_Given records_.
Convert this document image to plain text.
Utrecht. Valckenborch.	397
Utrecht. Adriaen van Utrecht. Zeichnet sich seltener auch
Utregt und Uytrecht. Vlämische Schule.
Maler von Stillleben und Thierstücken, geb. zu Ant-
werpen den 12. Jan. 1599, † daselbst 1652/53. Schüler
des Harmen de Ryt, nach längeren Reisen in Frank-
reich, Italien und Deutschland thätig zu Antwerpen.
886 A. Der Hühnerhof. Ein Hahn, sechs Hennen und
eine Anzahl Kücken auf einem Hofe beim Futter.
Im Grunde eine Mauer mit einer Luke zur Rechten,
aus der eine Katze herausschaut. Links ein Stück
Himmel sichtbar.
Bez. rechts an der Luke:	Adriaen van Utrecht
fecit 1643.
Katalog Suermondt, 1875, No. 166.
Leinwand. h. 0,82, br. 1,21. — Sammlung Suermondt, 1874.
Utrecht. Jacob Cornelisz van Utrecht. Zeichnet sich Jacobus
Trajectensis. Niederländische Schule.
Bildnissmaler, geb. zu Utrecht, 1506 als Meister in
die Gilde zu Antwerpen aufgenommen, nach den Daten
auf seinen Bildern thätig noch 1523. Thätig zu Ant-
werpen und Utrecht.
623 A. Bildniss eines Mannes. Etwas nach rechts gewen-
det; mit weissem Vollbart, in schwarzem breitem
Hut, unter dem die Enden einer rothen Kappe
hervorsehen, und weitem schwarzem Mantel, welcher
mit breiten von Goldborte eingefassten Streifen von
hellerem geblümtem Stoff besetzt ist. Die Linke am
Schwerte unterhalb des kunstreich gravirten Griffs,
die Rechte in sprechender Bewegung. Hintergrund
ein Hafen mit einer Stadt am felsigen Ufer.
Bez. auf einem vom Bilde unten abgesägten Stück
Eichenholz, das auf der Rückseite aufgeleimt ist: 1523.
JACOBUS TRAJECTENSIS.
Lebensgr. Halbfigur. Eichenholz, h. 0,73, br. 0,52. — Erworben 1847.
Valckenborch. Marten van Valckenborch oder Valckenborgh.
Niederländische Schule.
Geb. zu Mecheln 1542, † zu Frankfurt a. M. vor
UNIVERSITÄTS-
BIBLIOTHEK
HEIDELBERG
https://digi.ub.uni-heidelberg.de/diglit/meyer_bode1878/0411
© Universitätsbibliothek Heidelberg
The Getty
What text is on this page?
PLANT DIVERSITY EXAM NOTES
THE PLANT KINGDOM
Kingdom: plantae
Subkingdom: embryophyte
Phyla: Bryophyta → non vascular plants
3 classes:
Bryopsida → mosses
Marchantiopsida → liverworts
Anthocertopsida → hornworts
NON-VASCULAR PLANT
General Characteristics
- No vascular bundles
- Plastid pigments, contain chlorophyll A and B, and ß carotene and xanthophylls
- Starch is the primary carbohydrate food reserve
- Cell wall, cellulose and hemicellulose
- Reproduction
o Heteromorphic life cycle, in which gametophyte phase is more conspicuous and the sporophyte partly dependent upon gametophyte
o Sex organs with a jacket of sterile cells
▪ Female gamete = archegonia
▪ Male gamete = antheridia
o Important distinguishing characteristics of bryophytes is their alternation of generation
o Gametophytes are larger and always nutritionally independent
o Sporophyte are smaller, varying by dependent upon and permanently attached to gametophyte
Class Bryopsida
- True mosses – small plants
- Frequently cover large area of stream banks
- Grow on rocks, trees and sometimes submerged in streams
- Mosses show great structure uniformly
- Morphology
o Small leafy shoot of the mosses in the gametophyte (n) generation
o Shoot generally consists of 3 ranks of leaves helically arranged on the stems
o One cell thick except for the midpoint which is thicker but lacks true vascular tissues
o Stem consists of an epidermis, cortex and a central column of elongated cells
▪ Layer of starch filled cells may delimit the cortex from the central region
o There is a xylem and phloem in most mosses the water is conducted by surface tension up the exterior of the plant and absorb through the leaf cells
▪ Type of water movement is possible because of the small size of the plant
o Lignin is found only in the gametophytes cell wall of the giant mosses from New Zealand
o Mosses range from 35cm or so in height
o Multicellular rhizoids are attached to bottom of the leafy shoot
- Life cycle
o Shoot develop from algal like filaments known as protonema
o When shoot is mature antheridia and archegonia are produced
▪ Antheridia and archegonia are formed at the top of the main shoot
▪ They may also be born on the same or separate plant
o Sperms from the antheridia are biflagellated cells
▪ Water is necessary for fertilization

_Problem description_. Copy each record from above exactly, and include every line.

_Response box_.
Convert this document image to plain text.
Utrecht. Valckenborch.	397
Utrecht. Adriaen van Utrecht. Zeichnet sich seltener auch
Utregt und Uytrecht. Vlämische Schule.
Maler von Stillleben und Thierstücken, geb. zu Ant-
werpen den 12. Jan. 1599, † daselbst 1652/53. Schüler
des Harmen de Ryt, nach längeren Reisen in Frank-
reich, Italien und Deutschland thätig zu Antwerpen.
886 A. Der Hühnerhof. Ein Hahn, sechs Hennen und
eine Anzahl Kücken auf einem Hofe beim Futter.
Im Grunde eine Mauer mit einer Luke zur Rechten,
aus der eine Katze herausschaut. Links ein Stück
Himmel sichtbar.
Bez. rechts an der Luke:	Adriaen van Utrecht
fecit 1643.
Katalog Suermondt, 1875, No. 166.
Leinwand. h. 0,82, br. 1,21. — Sammlung Suermondt, 1874.
Utrecht. Jacob Cornelisz van Utrecht. Zeichnet sich Jacobus
Trajectensis. Niederländische Schule.
Bildnissmaler, geb. zu Utrecht, 1506 als Meister in
die Gilde zu Antwerpen aufgenommen, nach den Daten
auf seinen Bildern thätig noch 1523. Thätig zu Ant-
werpen und Utrecht.
623 A. Bildniss eines Mannes. Etwas nach rechts gewen-
det; mit weissem Vollbart, in schwarzem breitem
Hut, unter dem die Enden einer rothen Kappe
hervorsehen, und weitem schwarzem Mantel, welcher
mit breiten von Goldborte eingefassten Streifen von
hellerem geblümtem Stoff besetzt ist. Die Linke am
Schwerte unterhalb des kunstreich gravirten Griffs,
die Rechte in sprechender Bewegung. Hintergrund
ein Hafen mit einer Stadt am felsigen Ufer.
Bez. auf einem vom Bilde unten abgesägten Stück
Eichenholz, das auf der Rückseite aufgeleimt ist: 1523.
JACOBUS TRAJECTENSIS.
Lebensgr. Halbfigur. Eichenholz, h. 0,73, br. 0,52. — Erworben 1847.
Valckenborch. Marten van Valckenborch oder Valckenborgh.
Niederländische Schule.
Geb. zu Mecheln 1542, † zu Frankfurt a. M. vor
UNIVERSITÄTS-
BIBLIOTHEK
HEIDELBERG
https://digi.ub.uni-heidelberg.de/diglit/meyer_bode1878/0411
© Universitätsbibliothek Heidelberg
The Getty
What text is on this page?
PLANT DIVERSITY EXAM NOTES
THE PLANT KINGDOM
Kingdom: plantae
Subkingdom: embryophyte
Phyla: Bryophyta → non vascular plants
3 classes:
Bryopsida → mosses
Marchantiopsida → liverworts
Anthocertopsida → hornworts
NON-VASCULAR PLANT
General Characteristics
- No vascular bundles
- Plastid pigments, contain chlorophyll A and B, and ß carotene and xanthophylls
- Starch is the primary carbohydrate food reserve
- Cell wall, cellulose and hemicellulose
- Reproduction
o Heteromorphic life cycle, in which gametophyte phase is more conspicuous and the sporophyte partly dependent upon gametophyte
o Sex organs with a jacket of sterile cells
▪ Female gamete = archegonia
▪ Male gamete = antheridia
o Important distinguishing characteristics of bryophytes is their alternation of generation
o Gametophytes are larger and always nutritionally independent
o Sporophyte are smaller, varying by dependent upon and permanently attached to gametophyte
Class Bryopsida
- True mosses – small plants
- Frequently cover large area of stream banks
- Grow on rocks, trees and sometimes submerged in streams
- Mosses show great structure uniformly
- Morphology
o Small leafy shoot of the mosses in the gametophyte (n) generation
o Shoot generally consists of 3 ranks of leaves helically arranged on the stems
o One cell thick except for the midpoint which is thicker but lacks true vascular tissues
o Stem consists of an epidermis, cortex and a central column of elongated cells
▪ Layer of starch filled cells may delimit the cortex from the central region
o There is a xylem and phloem in most mosses the water is conducted by surface tension up the exterior of the plant and absorb through the leaf cells
▪ Type of water movement is possible because of the small size of the plant
o Lignin is found only in the gametophytes cell wall of the giant mosses from New Zealand
o Mosses range from 35cm or so in height
o Multicellular rhizoids are attached to bottom of the leafy shoot
- Life cycle
o Shoot develop from algal like filaments known as protonema
o When shoot is mature antheridia and archegonia are produced
▪ Antheridia and archegonia are formed at the top of the main shoot
▪ They may also be born on the same or separate plant
o Sperms from the antheridia are biflagellated cells
▪ Water is necessary for fertilization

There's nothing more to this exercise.